→ **Goal of the exercise**
Quote the listing below in its entirety.

# start of Raw records

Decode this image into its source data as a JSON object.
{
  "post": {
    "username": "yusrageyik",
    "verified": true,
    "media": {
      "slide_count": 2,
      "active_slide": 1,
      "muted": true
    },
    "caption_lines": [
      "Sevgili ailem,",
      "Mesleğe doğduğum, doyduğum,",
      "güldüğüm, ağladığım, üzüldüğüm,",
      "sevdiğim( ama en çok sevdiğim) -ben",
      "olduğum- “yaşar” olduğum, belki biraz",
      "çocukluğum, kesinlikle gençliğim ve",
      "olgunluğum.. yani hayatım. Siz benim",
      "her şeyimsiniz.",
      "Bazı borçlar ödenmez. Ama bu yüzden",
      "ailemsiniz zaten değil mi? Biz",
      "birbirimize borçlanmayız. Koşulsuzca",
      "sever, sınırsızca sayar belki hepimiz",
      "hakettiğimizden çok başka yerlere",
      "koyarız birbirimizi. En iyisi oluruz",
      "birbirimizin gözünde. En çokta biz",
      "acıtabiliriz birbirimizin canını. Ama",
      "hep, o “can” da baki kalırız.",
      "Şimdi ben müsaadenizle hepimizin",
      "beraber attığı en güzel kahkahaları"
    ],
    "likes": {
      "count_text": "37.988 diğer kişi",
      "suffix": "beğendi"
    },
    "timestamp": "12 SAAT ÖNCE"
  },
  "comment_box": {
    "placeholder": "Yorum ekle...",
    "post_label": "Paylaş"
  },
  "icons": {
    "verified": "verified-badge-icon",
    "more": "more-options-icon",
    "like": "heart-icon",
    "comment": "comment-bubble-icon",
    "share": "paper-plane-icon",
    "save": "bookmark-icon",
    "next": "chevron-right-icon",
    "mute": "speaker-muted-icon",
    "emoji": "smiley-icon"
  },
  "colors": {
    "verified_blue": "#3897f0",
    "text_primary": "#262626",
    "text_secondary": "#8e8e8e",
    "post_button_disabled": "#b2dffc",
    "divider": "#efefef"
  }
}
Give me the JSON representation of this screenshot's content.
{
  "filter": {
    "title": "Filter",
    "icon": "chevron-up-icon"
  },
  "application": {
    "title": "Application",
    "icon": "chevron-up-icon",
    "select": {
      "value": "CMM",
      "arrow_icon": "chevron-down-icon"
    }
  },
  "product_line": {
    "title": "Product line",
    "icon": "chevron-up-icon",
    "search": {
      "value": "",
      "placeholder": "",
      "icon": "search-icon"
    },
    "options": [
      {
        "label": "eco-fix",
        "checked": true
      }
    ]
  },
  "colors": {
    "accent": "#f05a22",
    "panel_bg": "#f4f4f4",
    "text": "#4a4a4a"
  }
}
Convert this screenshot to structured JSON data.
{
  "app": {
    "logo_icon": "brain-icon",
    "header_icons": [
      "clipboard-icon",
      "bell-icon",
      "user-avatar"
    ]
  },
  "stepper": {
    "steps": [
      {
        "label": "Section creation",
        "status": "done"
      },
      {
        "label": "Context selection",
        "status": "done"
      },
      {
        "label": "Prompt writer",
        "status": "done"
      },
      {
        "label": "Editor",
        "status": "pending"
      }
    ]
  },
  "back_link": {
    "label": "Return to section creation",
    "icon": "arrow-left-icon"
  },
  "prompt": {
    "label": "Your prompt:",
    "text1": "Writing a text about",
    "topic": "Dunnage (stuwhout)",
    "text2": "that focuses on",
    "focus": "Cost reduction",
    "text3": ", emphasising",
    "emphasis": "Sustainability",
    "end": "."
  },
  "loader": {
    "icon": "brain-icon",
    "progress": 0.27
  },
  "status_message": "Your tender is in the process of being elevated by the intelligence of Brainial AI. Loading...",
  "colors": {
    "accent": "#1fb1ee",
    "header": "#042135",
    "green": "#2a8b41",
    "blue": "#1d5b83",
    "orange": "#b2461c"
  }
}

# end of Raw records

→ **Correct response**
Decode this image into its source data as a JSON object.
{
  "post": {
    "username": "yusrageyik",
    "verified": true,
    "media": {
      "slide_count": 2,
      "active_slide": 1,
      "muted": true
    },
    "caption_lines": [
      "Sevgili ailem,",
      "Mesleğe doğduğum, doyduğum,",
      "güldüğüm, ağladığım, üzüldüğüm,",
      "sevdiğim( ama en çok sevdiğim) -ben",
      "olduğum- “yaşar” olduğum, belki biraz",
      "çocukluğum, kesinlikle gençliğim ve",
      "olgunluğum.. yani hayatım. Siz benim",
      "her şeyimsiniz.",
      "Bazı borçlar ödenmez. Ama bu yüzden",
      "ailemsiniz zaten değil mi? Biz",
      "birbirimize borçlanmayız. Koşulsuzca",
      "sever, sınırsızca sayar belki hepimiz",
      "hakettiğimizden çok başka yerlere",
      "koyarız birbirimizi. En iyisi oluruz",
      "birbirimizin gözünde. En çokta biz",
      "acıtabiliriz birbirimizin canını. Ama",
      "hep, o “can” da baki kalırız.",
      "Şimdi ben müsaadenizle hepimizin",
      "beraber attığı en güzel kahkahaları"
    ],
    "likes": {
      "count_text": "37.988 diğer kişi",
      "suffix": "beğendi"
    },
    "timestamp": "12 SAAT ÖNCE"
  },
  "comment_box": {
    "placeholder": "Yorum ekle...",
    "post_label": "Paylaş"
  },
  "icons": {
    "verified": "verified-badge-icon",
    "more": "more-options-icon",
    "like": "heart-icon",
    "comment": "comment-bubble-icon",
    "share": "paper-plane-icon",
    "save": "bookmark-icon",
    "next": "chevron-right-icon",
    "mute": "speaker-muted-icon",
    "emoji": "smiley-icon"
  },
  "colors": {
    "verified_blue": "#3897f0",
    "text_primary": "#262626",
    "text_secondary": "#8e8e8e",
    "post_button_disabled": "#b2dffc",
    "divider": "#efefef"
  }
}
Give me the JSON representation of this screenshot's content.
{
  "filter": {
    "title": "Filter",
    "icon": "chevron-up-icon"
  },
  "application": {
    "title": "Application",
    "icon": "chevron-up-icon",
    "select": {
      "value": "CMM",
      "arrow_icon": "chevron-down-icon"
    }
  },
  "product_line": {
    "title": "Product line",
    "icon": "chevron-up-icon",
    "search": {
      "value": "",
      "placeholder": "",
      "icon": "search-icon"
    },
    "options": [
      {
        "label": "eco-fix",
        "checked": true
      }
    ]
  },
  "colors": {
    "accent": "#f05a22",
    "panel_bg": "#f4f4f4",
    "text": "#4a4a4a"
  }
}
Convert this screenshot to structured JSON data.
{
  "app": {
    "logo_icon": "brain-icon",
    "header_icons": [
      "clipboard-icon",
      "bell-icon",
      "user-avatar"
    ]
  },
  "stepper": {
    "steps": [
      {
        "label": "Section creation",
        "status": "done"
      },
      {
        "label": "Context selection",
        "status": "done"
      },
      {
        "label": "Prompt writer",
        "status": "done"
      },
      {
        "label": "Editor",
        "status": "pending"
      }
    ]
  },
  "back_link": {
    "label": "Return to section creation",
    "icon": "arrow-left-icon"
  },
  "prompt": {
    "label": "Your prompt:",
    "text1": "Writing a text about",
    "topic": "Dunnage (stuwhout)",
    "text2": "that focuses on",
    "focus": "Cost reduction",
    "text3": ", emphasising",
    "emphasis": "Sustainability",
    "end": "."
  },
  "loader": {
    "icon": "brain-icon",
    "progress": 0.27
  },
  "status_message": "Your tender is in the process of being elevated by the intelligence of Brainial AI. Loading...",
  "colors": {
    "accent": "#1fb1ee",
    "header": "#042135",
    "green": "#2a8b41",
    "blue": "#1d5b83",
    "orange": "#b2461c"
  }
}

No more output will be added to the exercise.